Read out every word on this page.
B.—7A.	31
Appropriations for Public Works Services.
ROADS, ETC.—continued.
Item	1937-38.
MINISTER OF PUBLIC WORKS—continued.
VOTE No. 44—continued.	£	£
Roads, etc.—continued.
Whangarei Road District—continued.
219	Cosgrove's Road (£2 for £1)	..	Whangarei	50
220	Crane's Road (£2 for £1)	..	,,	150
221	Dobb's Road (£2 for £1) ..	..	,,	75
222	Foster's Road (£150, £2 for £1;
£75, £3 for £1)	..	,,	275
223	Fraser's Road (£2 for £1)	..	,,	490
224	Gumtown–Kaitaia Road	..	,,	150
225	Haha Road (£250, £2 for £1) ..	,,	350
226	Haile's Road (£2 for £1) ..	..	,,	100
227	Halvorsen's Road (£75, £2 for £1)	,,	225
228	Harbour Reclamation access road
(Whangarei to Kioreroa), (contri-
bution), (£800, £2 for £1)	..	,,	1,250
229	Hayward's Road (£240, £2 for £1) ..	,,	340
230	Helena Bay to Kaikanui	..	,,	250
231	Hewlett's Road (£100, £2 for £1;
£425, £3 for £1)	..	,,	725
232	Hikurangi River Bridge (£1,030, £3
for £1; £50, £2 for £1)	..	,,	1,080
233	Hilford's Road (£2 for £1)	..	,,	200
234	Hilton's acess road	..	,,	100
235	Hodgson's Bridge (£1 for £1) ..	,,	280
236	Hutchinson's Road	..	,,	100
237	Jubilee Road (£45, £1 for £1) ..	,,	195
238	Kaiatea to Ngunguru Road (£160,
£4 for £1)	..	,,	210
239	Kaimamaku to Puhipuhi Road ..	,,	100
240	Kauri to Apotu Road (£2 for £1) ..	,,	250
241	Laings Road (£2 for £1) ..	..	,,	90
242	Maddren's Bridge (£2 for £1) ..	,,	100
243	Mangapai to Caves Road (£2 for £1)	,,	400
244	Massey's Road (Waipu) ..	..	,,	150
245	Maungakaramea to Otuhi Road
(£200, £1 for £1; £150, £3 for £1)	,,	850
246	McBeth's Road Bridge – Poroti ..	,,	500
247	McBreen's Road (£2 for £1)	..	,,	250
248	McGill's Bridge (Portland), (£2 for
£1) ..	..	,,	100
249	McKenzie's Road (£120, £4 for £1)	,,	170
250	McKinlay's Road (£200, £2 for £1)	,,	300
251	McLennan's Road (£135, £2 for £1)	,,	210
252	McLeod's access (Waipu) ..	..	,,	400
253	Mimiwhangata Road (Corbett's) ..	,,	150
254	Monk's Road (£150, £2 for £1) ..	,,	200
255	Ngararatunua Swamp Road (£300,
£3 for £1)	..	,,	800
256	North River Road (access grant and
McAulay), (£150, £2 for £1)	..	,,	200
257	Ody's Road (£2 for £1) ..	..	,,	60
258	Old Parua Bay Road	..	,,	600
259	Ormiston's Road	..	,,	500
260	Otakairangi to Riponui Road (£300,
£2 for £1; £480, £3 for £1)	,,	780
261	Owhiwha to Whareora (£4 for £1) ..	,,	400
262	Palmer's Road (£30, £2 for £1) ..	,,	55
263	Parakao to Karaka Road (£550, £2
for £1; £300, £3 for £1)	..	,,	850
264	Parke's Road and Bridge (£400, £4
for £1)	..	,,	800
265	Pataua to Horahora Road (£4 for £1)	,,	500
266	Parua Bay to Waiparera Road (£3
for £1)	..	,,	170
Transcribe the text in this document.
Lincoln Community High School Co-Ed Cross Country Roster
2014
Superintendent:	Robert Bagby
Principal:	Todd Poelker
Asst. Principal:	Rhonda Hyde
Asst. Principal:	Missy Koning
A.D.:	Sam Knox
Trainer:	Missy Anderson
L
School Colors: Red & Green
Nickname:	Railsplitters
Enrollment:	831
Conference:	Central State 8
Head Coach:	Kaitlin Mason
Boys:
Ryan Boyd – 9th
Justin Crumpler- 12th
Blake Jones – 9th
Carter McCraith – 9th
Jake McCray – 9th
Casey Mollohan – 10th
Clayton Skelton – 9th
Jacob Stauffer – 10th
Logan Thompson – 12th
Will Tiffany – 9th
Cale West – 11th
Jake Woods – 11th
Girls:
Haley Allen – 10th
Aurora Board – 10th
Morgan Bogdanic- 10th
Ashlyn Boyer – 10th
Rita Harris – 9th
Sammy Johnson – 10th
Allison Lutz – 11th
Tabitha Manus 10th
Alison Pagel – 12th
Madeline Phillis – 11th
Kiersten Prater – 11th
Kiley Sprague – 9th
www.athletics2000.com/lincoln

────────────────────────────────────────

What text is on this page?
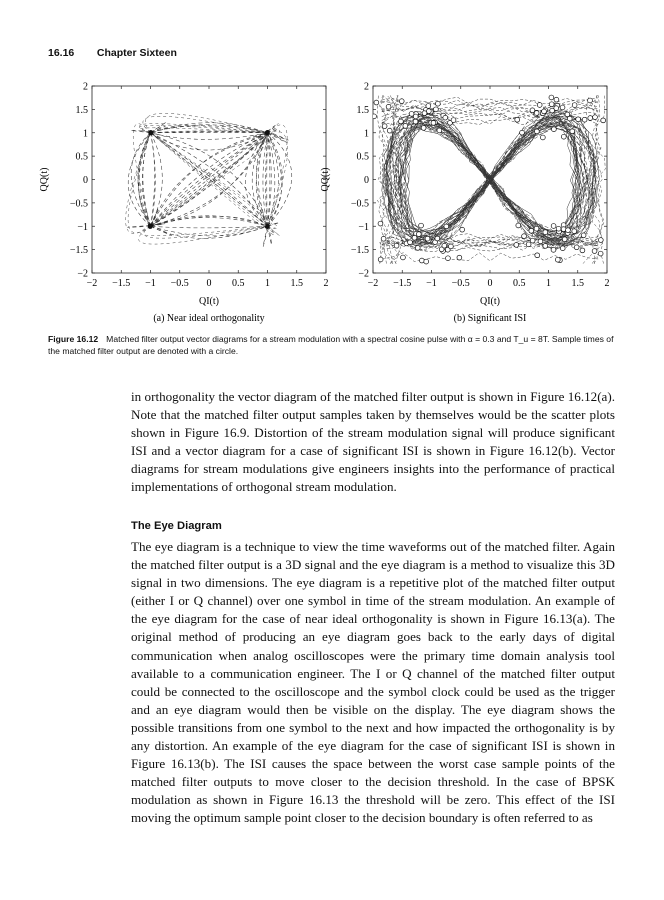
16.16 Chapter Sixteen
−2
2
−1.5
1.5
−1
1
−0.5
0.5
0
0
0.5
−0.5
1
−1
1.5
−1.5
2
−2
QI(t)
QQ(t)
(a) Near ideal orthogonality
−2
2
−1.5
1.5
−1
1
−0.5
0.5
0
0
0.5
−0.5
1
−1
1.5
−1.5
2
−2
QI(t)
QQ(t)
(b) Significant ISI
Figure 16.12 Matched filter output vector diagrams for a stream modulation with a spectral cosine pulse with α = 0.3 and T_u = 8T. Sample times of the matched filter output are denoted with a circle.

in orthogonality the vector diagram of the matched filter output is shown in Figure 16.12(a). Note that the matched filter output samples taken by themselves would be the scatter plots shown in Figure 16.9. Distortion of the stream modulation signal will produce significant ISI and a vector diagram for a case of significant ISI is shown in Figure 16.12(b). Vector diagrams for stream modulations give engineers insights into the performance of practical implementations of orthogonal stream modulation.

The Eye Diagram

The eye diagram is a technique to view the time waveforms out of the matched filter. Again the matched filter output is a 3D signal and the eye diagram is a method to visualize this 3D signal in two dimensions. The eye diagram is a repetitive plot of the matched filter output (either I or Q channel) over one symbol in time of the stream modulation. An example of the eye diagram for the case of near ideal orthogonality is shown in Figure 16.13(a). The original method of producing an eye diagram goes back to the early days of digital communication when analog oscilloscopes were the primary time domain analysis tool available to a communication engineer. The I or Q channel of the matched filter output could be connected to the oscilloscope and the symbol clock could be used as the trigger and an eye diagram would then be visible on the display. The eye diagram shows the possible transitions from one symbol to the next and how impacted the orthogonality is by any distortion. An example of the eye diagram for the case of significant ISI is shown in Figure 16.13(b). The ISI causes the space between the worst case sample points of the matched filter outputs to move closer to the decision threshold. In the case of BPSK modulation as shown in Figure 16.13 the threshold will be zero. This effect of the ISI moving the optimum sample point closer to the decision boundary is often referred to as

────────────────────────────────────────

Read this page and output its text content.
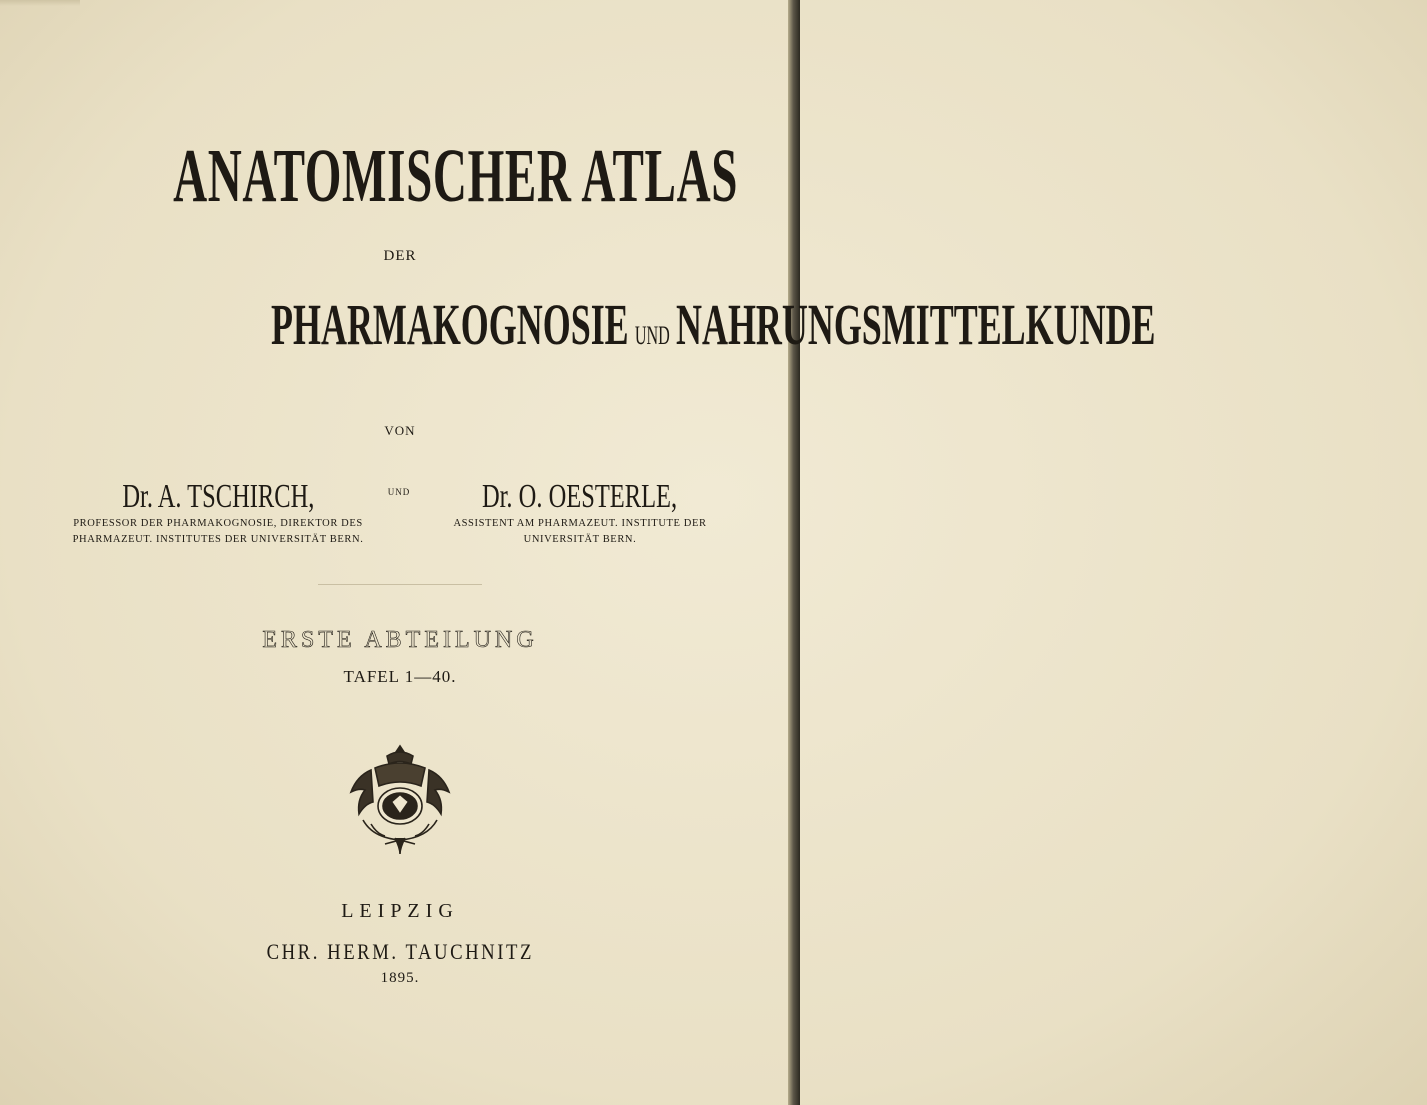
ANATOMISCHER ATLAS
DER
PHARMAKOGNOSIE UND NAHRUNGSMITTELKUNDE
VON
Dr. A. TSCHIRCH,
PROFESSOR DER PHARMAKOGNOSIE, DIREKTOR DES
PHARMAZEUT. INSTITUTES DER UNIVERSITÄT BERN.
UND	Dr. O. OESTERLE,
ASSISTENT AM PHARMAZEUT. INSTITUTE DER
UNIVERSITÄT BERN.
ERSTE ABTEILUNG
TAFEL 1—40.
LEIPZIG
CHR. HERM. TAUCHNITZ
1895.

────────────────────────────────────────

=== Directions ===
Determine how many lines of the listing above hold the word "would". Report that number without anything else.

=== Exercise solution ===
2